(Dataset records)

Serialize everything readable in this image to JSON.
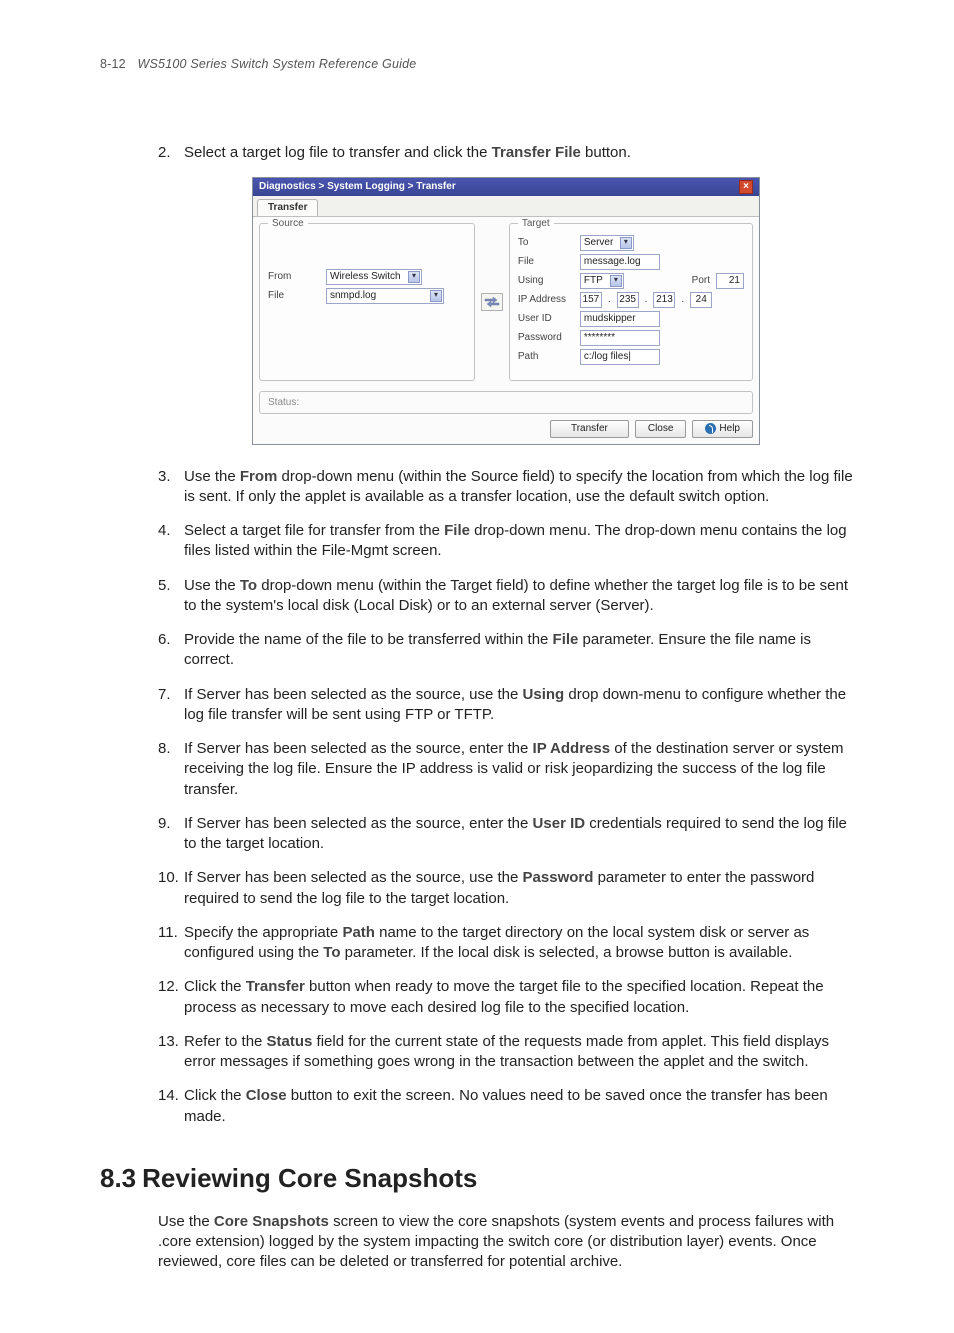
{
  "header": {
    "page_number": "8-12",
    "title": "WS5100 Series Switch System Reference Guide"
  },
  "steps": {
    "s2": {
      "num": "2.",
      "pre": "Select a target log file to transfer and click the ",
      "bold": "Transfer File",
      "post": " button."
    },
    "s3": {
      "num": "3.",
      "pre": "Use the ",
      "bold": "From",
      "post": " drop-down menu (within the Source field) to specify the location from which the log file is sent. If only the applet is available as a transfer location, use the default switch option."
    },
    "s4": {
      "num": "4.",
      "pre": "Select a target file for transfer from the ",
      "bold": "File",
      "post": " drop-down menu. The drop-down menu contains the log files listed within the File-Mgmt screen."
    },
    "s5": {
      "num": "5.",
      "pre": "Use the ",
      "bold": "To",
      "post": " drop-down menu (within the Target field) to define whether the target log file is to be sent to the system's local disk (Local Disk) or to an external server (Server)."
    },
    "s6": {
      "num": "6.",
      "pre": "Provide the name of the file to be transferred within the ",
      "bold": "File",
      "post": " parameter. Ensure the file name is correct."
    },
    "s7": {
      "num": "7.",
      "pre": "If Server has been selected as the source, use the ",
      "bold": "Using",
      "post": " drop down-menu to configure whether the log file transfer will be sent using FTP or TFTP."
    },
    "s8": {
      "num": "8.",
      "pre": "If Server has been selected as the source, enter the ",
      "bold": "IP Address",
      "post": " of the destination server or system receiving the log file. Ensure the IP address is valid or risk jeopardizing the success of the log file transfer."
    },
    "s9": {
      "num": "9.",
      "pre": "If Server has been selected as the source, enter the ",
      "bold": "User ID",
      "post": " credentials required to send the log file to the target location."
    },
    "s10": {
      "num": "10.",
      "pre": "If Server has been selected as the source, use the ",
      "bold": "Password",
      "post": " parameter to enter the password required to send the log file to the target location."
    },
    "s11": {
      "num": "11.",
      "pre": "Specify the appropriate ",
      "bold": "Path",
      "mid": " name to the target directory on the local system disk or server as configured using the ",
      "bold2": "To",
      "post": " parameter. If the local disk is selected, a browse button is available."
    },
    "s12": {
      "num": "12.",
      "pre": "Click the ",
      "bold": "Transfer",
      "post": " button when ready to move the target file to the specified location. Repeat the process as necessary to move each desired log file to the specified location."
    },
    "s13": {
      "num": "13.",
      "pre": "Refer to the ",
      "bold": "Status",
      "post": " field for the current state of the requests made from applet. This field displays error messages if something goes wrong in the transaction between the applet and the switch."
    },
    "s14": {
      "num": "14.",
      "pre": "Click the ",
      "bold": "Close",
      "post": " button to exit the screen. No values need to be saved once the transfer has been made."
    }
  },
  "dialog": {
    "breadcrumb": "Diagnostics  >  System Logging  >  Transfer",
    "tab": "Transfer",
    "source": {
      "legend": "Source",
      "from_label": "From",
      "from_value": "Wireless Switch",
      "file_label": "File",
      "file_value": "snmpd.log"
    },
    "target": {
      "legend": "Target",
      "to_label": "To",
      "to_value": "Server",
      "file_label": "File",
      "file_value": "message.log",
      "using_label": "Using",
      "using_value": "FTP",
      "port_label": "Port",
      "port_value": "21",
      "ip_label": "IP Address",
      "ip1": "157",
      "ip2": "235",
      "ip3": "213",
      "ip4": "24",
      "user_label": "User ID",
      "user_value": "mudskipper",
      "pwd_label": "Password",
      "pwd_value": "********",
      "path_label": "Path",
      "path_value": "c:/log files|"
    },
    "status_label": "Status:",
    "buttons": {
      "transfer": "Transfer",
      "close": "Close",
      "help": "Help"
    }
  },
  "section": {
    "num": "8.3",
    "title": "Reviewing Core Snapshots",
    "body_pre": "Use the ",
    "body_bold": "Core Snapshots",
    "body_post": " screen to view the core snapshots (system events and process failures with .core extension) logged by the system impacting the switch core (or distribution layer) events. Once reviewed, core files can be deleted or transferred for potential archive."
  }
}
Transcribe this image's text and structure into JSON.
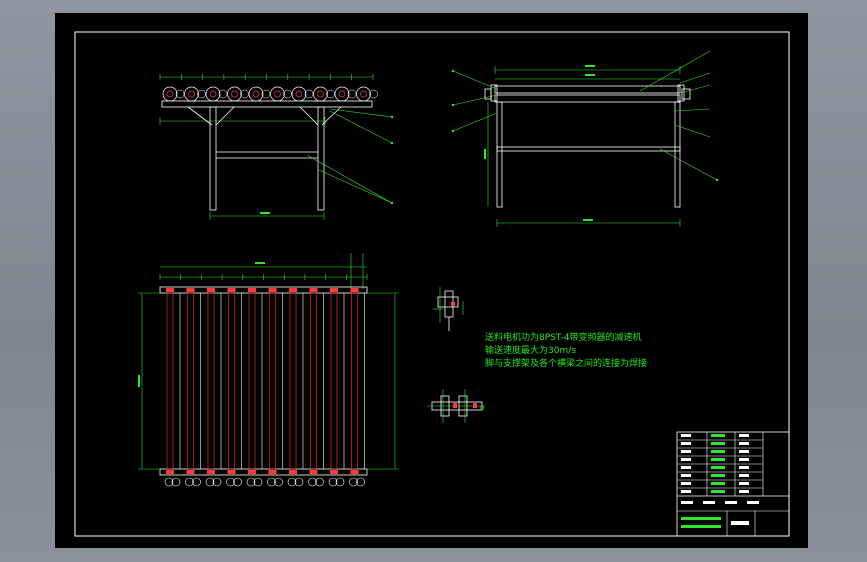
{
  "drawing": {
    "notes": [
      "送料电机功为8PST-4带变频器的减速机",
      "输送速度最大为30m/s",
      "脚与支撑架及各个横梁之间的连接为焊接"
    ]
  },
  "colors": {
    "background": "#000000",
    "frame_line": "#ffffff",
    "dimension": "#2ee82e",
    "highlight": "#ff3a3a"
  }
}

TASK TO COMPLETE: Give an exact copy of the material, leaving out every picture.

TASK RESPONSE:
Serialize everything readable in this image to JSON.
{
  "header": {
    "page_number": "8-12",
    "title": "WS5100 Series Switch System Reference Guide"
  },
  "steps": {
    "s2": {
      "num": "2.",
      "pre": "Select a target log file to transfer and click the ",
      "bold": "Transfer File",
      "post": " button."
    },
    "s3": {
      "num": "3.",
      "pre": "Use the ",
      "bold": "From",
      "post": " drop-down menu (within the Source field) to specify the location from which the log file is sent. If only the applet is available as a transfer location, use the default switch option."
    },
    "s4": {
      "num": "4.",
      "pre": "Select a target file for transfer from the ",
      "bold": "File",
      "post": " drop-down menu. The drop-down menu contains the log files listed within the File-Mgmt screen."
    },
    "s5": {
      "num": "5.",
      "pre": "Use the ",
      "bold": "To",
      "post": " drop-down menu (within the Target field) to define whether the target log file is to be sent to the system's local disk (Local Disk) or to an external server (Server)."
    },
    "s6": {
      "num": "6.",
      "pre": "Provide the name of the file to be transferred within the ",
      "bold": "File",
      "post": " parameter. Ensure the file name is correct."
    },
    "s7": {
      "num": "7.",
      "pre": "If Server has been selected as the source, use the ",
      "bold": "Using",
      "post": " drop down-menu to configure whether the log file transfer will be sent using FTP or TFTP."
    },
    "s8": {
      "num": "8.",
      "pre": "If Server has been selected as the source, enter the ",
      "bold": "IP Address",
      "post": " of the destination server or system receiving the log file. Ensure the IP address is valid or risk jeopardizing the success of the log file transfer."
    },
    "s9": {
      "num": "9.",
      "pre": "If Server has been selected as the source, enter the ",
      "bold": "User ID",
      "post": " credentials required to send the log file to the target location."
    },
    "s10": {
      "num": "10.",
      "pre": "If Server has been selected as the source, use the ",
      "bold": "Password",
      "post": " parameter to enter the password required to send the log file to the target location."
    },
    "s11": {
      "num": "11.",
      "pre": "Specify the appropriate ",
      "bold": "Path",
      "mid": " name to the target directory on the local system disk or server as configured using the ",
      "bold2": "To",
      "post": " parameter. If the local disk is selected, a browse button is available."
    },
    "s12": {
      "num": "12.",
      "pre": "Click the ",
      "bold": "Transfer",
      "post": " button when ready to move the target file to the specified location. Repeat the process as necessary to move each desired log file to the specified location."
    },
    "s13": {
      "num": "13.",
      "pre": "Refer to the ",
      "bold": "Status",
      "post": " field for the current state of the requests made from applet. This field displays error messages if something goes wrong in the transaction between the applet and the switch."
    },
    "s14": {
      "num": "14.",
      "pre": "Click the ",
      "bold": "Close",
      "post": " button to exit the screen. No values need to be saved once the transfer has been made."
    }
  },
  "dialog": {
    "breadcrumb": "Diagnostics  >  System Logging  >  Transfer",
    "tab": "Transfer",
    "source": {
      "legend": "Source",
      "from_label": "From",
      "from_value": "Wireless Switch",
      "file_label": "File",
      "file_value": "snmpd.log"
    },
    "target": {
      "legend": "Target",
      "to_label": "To",
      "to_value": "Server",
      "file_label": "File",
      "file_value": "message.log",
      "using_label": "Using",
      "using_value": "FTP",
      "port_label": "Port",
      "port_value": "21",
      "ip_label": "IP Address",
      "ip1": "157",
      "ip2": "235",
      "ip3": "213",
      "ip4": "24",
      "user_label": "User ID",
      "user_value": "mudskipper",
      "pwd_label": "Password",
      "pwd_value": "********",
      "path_label": "Path",
      "path_value": "c:/log files|"
    },
    "status_label": "Status:",
    "buttons": {
      "transfer": "Transfer",
      "close": "Close",
      "help": "Help"
    }
  },
  "section": {
    "num": "8.3",
    "title": "Reviewing Core Snapshots",
    "body_pre": "Use the ",
    "body_bold": "Core Snapshots",
    "body_post": " screen to view the core snapshots (system events and process failures with .core extension) logged by the system impacting the switch core (or distribution layer) events. Once reviewed, core files can be deleted or transferred for potential archive."
  }
}
Transcribe this image's text and structure into JSON.
{
  "drawing": {
    "notes": [
      "送料电机功为8PST-4带变频器的减速机",
      "输送速度最大为30m/s",
      "脚与支撑架及各个横梁之间的连接为焊接"
    ]
  },
  "colors": {
    "background": "#000000",
    "frame_line": "#ffffff",
    "dimension": "#2ee82e",
    "highlight": "#ff3a3a"
  }
}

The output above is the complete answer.